Keep the images out and copy every entry below exactly.
**** Record list
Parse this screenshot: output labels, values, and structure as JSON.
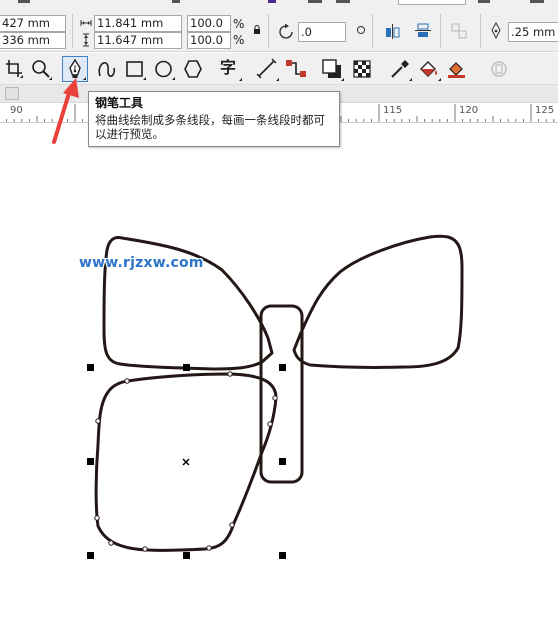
{
  "property_bar": {
    "pos_x": "427 mm",
    "pos_y": "336 mm",
    "width": "11.841 mm",
    "height": "11.647 mm",
    "scale_x": "100.0",
    "scale_y": "100.0",
    "percent": "%",
    "rotation": ".0",
    "outline_width": ".25 mm"
  },
  "toolbox": {
    "text_tool_glyph": "字",
    "active_tool": "pen-tool"
  },
  "ruler": {
    "labels": [
      "90",
      "115",
      "120",
      "125"
    ]
  },
  "tooltip": {
    "title": "钢笔工具",
    "body": "将曲线绘制成多条线段，每画一条线段时都可以进行预览。"
  },
  "watermark": "www.rjzxw.com",
  "colors": {
    "accent": "#3c80c8",
    "arrow": "#e8413a",
    "outline": "#231815",
    "watermark": "#2e74c8"
  }
}
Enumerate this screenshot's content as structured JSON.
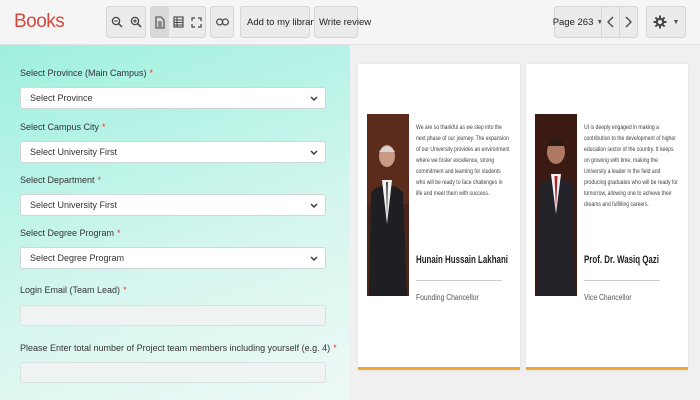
{
  "toolbar": {
    "title": "Books",
    "add_to_library": "Add to my library",
    "write_review": "Write review",
    "page_indicator": "Page 263"
  },
  "icons": [
    "zoom-out-icon",
    "zoom-in-icon",
    "single-page-icon",
    "text-view-icon",
    "fullscreen-icon",
    "link-icon",
    "chevron-left-icon",
    "chevron-right-icon",
    "gear-icon"
  ],
  "form": {
    "province_label": "Select Province (Main Campus)",
    "province_value": "Select Province",
    "city_label": "Select Campus City",
    "city_value": "Select University First",
    "department_label": "Select Department",
    "department_value": "Select University First",
    "degree_label": "Select Degree Program",
    "degree_value": "Select Degree Program",
    "email_label": "Login Email (Team Lead)",
    "members_label": "Please Enter total number of Project team members including yourself (e.g. 4)",
    "required_mark": "*"
  },
  "book": {
    "left_page": {
      "quote": "We are so thankful as we step into the next phase of our journey. The expansion of our University provides an environment where we foster excellence, strong commitment and learning for students who will be ready to face challenges in life and meet them with success.",
      "name": "Hunain Hussain Lakhani",
      "role": "Founding Chancellor"
    },
    "right_page": {
      "quote": "UI is deeply engaged in making a contribution to the development of higher education sector of the country. It keeps on growing with time, making the University a leader in the field and producing graduates who will be ready for tomorrow, allowing one to achieve their dreams and fulfilling careers.",
      "name": "Prof. Dr. Wasiq Qazi",
      "role": "Vice Chancellor"
    }
  },
  "colors": {
    "brand": "#d5483d",
    "required": "#e53935",
    "page_accent": "#f0a730",
    "form_gradient_start": "#9ff0de"
  }
}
********
◆ **Final answer**:
Parse this screenshot: output labels, values, and structure as JSON.
{
  "property_bar": {
    "pos_x": "427 mm",
    "pos_y": "336 mm",
    "width": "11.841 mm",
    "height": "11.647 mm",
    "scale_x": "100.0",
    "scale_y": "100.0",
    "percent": "%",
    "rotation": ".0",
    "outline_width": ".25 mm"
  },
  "toolbox": {
    "text_tool_glyph": "字",
    "active_tool": "pen-tool"
  },
  "ruler": {
    "labels": [
      "90",
      "115",
      "120",
      "125"
    ]
  },
  "tooltip": {
    "title": "钢笔工具",
    "body": "将曲线绘制成多条线段，每画一条线段时都可以进行预览。"
  },
  "watermark": "www.rjzxw.com",
  "colors": {
    "accent": "#3c80c8",
    "arrow": "#e8413a",
    "outline": "#231815",
    "watermark": "#2e74c8"
  }
}
Enumerate this screenshot's content as structured JSON.
{
  "toolbar": {
    "title": "Books",
    "add_to_library": "Add to my library",
    "write_review": "Write review",
    "page_indicator": "Page 263"
  },
  "icons": [
    "zoom-out-icon",
    "zoom-in-icon",
    "single-page-icon",
    "text-view-icon",
    "fullscreen-icon",
    "link-icon",
    "chevron-left-icon",
    "chevron-right-icon",
    "gear-icon"
  ],
  "form": {
    "province_label": "Select Province (Main Campus)",
    "province_value": "Select Province",
    "city_label": "Select Campus City",
    "city_value": "Select University First",
    "department_label": "Select Department",
    "department_value": "Select University First",
    "degree_label": "Select Degree Program",
    "degree_value": "Select Degree Program",
    "email_label": "Login Email (Team Lead)",
    "members_label": "Please Enter total number of Project team members including yourself (e.g. 4)",
    "required_mark": "*"
  },
  "book": {
    "left_page": {
      "quote": "We are so thankful as we step into the next phase of our journey. The expansion of our University provides an environment where we foster excellence, strong commitment and learning for students who will be ready to face challenges in life and meet them with success.",
      "name": "Hunain Hussain Lakhani",
      "role": "Founding Chancellor"
    },
    "right_page": {
      "quote": "UI is deeply engaged in making a contribution to the development of higher education sector of the country. It keeps on growing with time, making the University a leader in the field and producing graduates who will be ready for tomorrow, allowing one to achieve their dreams and fulfilling careers.",
      "name": "Prof. Dr. Wasiq Qazi",
      "role": "Vice Chancellor"
    }
  },
  "colors": {
    "brand": "#d5483d",
    "required": "#e53935",
    "page_accent": "#f0a730",
    "form_gradient_start": "#9ff0de"
  }
}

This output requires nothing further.